(Recorded data)
-- START --
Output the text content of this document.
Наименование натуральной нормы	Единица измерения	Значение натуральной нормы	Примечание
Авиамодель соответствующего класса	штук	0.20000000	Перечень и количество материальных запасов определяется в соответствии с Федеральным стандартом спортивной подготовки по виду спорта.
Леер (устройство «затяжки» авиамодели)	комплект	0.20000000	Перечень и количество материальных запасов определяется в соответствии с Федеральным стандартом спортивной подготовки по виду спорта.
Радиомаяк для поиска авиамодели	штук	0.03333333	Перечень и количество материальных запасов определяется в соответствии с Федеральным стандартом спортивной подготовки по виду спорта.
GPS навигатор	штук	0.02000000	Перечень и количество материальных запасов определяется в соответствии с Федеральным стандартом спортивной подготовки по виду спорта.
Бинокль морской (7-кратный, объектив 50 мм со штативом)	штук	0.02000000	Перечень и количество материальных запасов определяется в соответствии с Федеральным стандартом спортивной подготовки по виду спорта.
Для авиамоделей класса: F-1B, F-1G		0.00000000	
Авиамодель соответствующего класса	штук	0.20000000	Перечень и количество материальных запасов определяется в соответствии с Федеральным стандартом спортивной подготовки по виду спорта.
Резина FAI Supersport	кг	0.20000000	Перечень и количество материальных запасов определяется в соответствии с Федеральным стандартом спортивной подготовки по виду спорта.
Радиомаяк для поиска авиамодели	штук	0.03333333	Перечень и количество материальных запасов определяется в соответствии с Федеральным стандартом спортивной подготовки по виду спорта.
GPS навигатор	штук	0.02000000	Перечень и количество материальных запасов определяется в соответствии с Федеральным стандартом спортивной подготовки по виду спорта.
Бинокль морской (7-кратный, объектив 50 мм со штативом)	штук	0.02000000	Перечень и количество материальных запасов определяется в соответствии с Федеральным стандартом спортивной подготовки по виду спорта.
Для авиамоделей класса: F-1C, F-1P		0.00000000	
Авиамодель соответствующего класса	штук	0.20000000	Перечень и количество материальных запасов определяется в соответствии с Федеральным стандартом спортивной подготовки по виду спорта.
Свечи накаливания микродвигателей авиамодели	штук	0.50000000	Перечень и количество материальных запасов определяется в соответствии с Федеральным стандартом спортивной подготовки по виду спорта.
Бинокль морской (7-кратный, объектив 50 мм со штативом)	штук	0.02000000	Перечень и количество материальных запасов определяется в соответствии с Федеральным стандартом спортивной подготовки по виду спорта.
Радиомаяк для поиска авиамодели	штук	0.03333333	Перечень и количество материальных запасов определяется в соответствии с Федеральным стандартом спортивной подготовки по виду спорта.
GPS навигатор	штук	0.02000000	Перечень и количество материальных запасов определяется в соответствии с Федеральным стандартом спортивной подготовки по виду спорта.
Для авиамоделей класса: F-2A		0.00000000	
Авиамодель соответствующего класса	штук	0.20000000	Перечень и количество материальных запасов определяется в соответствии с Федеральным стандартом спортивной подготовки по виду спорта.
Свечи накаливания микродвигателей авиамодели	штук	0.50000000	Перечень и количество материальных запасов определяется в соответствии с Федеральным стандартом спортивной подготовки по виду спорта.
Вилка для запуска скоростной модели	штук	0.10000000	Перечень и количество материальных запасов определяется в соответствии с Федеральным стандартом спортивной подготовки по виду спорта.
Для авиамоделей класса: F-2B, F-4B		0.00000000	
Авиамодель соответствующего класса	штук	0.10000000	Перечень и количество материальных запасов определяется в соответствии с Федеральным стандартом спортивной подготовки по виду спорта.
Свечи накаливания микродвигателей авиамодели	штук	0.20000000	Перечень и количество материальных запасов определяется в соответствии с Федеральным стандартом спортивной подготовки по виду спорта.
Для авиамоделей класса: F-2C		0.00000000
-- END --
● Problem description
Look through the data above. Each line containing the word "авиамоделей" needs to be copied.

● Written response
Для авиамоделей класса: F-1B, F-1G		0.00000000	
Для авиамоделей класса: F-1C, F-1P		0.00000000	
Для авиамоделей класса: F-2A		0.00000000	
Для авиамоделей класса: F-2B, F-4B		0.00000000	
Для авиамоделей класса: F-2C		0.00000000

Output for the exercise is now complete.